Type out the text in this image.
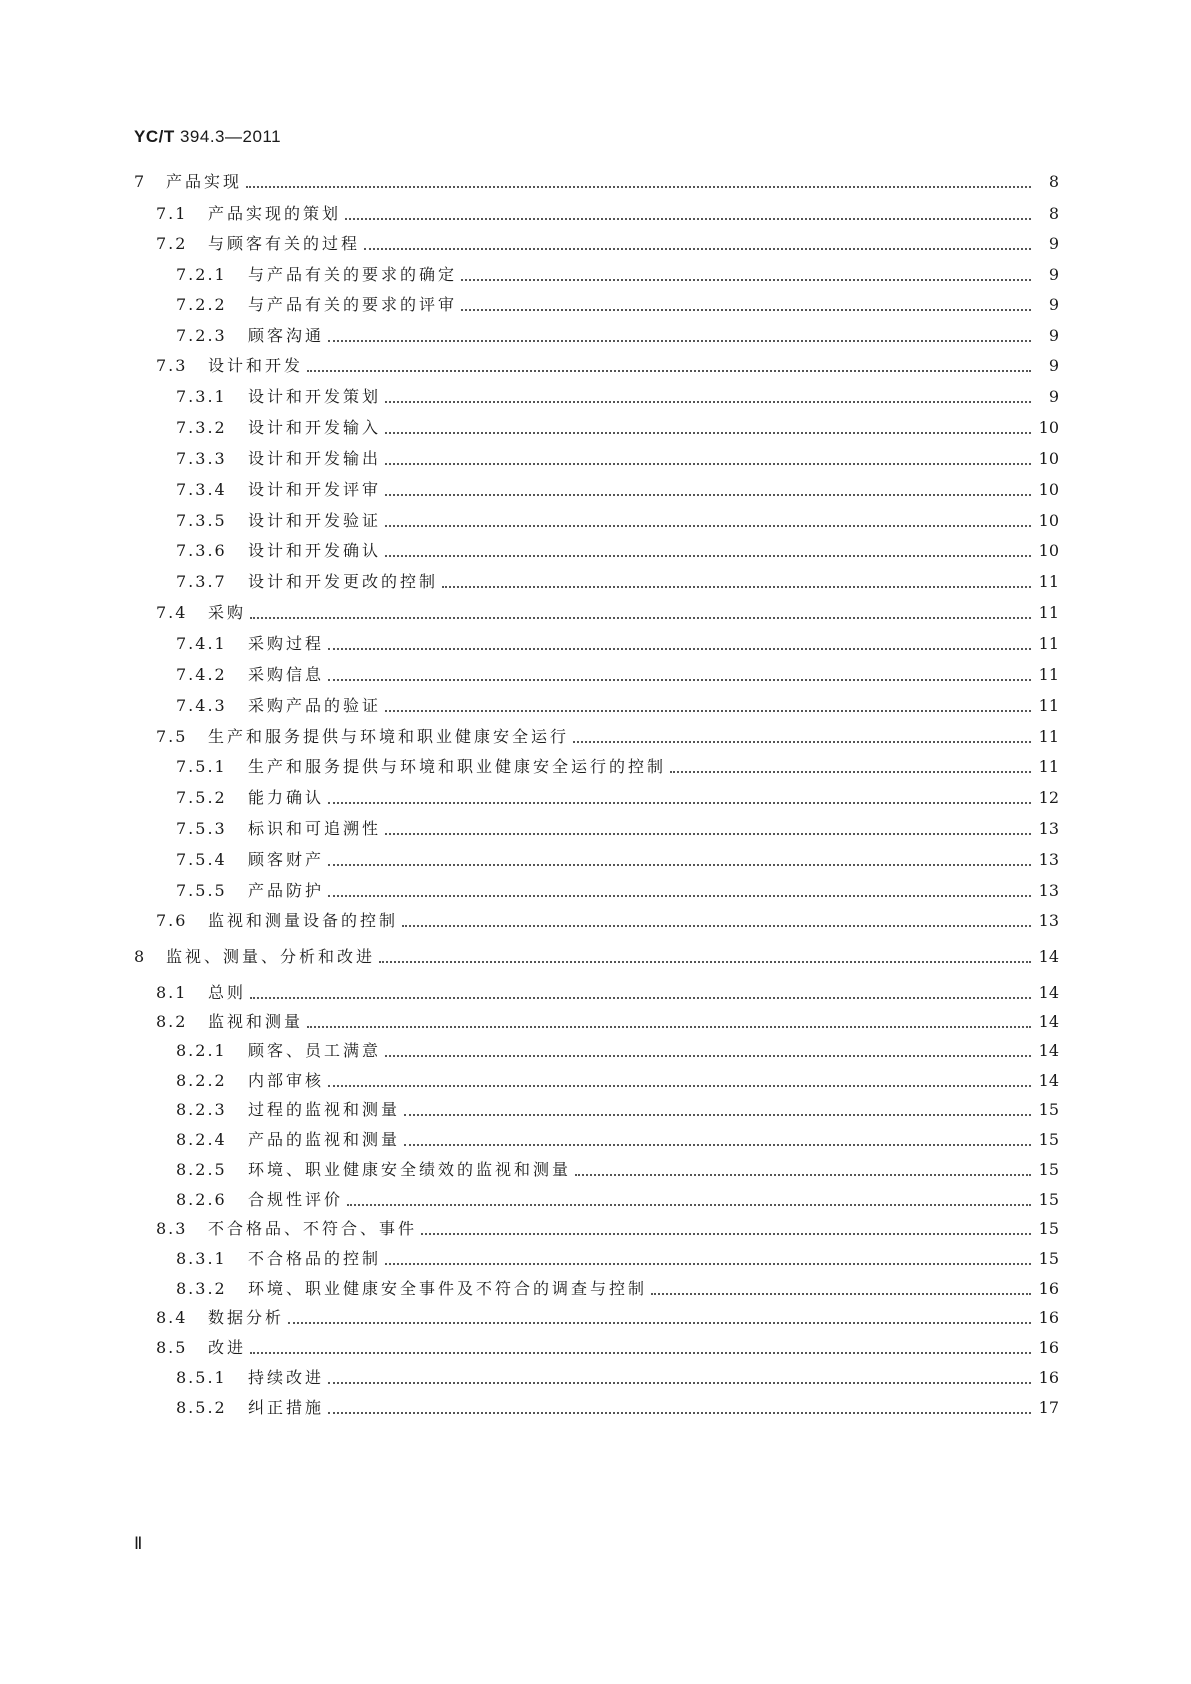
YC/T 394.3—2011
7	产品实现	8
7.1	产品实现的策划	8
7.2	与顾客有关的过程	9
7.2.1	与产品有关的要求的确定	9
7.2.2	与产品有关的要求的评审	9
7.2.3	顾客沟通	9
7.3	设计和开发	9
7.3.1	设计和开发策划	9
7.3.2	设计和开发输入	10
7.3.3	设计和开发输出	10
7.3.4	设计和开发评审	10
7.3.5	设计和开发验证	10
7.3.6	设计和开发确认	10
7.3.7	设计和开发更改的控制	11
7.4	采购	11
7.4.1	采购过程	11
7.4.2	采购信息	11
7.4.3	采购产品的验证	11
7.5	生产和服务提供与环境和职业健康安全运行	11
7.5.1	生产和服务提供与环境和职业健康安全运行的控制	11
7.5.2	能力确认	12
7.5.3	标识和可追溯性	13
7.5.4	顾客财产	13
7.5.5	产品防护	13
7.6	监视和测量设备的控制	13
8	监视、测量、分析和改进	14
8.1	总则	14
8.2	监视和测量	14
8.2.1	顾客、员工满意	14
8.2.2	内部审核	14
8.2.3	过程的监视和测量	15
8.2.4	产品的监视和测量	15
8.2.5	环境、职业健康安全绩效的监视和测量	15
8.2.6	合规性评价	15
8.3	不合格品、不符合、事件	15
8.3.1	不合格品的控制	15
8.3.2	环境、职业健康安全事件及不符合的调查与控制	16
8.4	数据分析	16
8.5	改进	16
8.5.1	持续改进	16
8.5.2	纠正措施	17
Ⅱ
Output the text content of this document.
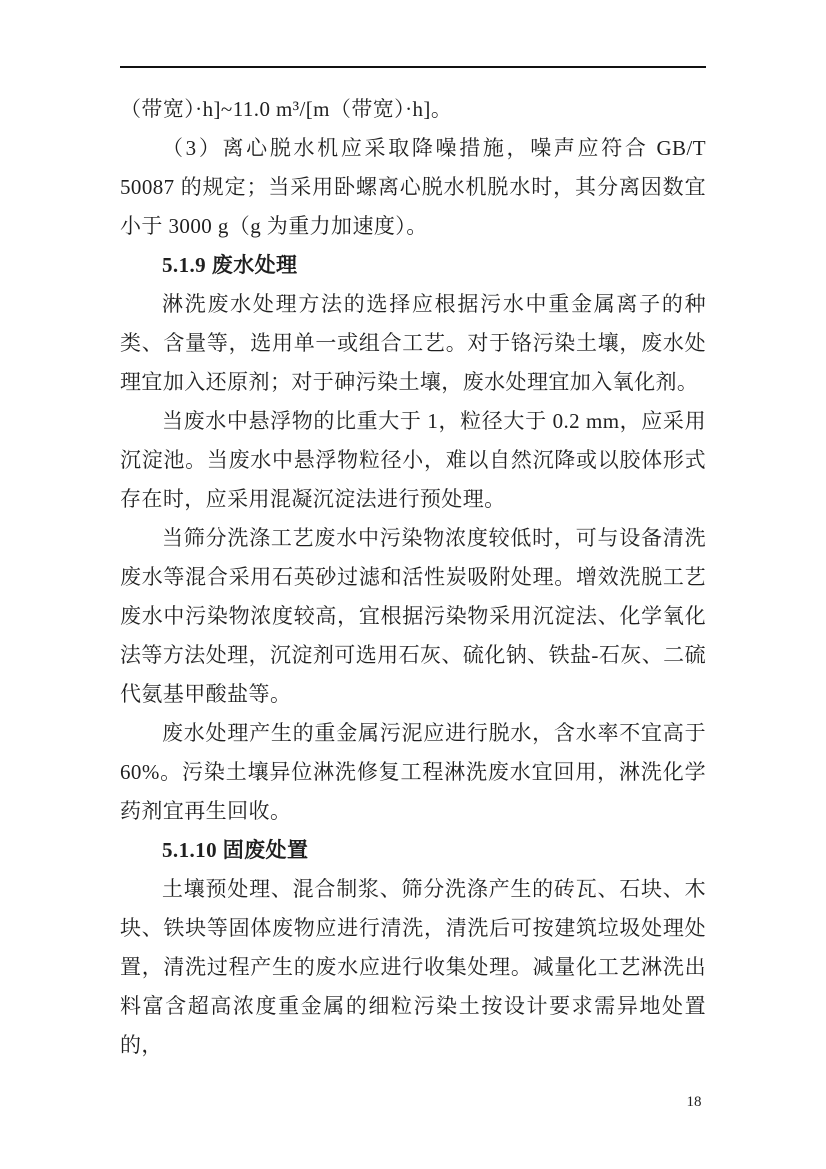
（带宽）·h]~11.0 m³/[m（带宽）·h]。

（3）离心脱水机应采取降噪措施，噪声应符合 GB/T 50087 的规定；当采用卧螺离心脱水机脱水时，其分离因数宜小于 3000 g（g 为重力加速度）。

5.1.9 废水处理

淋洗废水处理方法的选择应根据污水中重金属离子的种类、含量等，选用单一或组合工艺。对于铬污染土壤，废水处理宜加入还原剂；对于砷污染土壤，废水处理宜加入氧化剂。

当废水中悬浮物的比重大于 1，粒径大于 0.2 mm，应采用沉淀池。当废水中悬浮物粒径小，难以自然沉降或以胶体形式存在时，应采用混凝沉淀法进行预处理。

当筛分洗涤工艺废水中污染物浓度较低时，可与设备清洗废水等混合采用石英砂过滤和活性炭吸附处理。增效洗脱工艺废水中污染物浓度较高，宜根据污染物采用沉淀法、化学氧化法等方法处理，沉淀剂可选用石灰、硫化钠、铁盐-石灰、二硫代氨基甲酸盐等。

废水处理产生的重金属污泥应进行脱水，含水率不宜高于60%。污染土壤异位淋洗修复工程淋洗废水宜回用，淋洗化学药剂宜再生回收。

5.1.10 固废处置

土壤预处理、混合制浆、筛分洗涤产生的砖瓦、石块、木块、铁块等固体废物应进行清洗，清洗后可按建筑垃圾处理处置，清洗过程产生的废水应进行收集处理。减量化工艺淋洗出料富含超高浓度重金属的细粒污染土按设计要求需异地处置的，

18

....

AIM: Using the records above, copy every line that has the word "text" in it.

TASK OUTPUT:
Type out the text in this image.
Output the text content of this document.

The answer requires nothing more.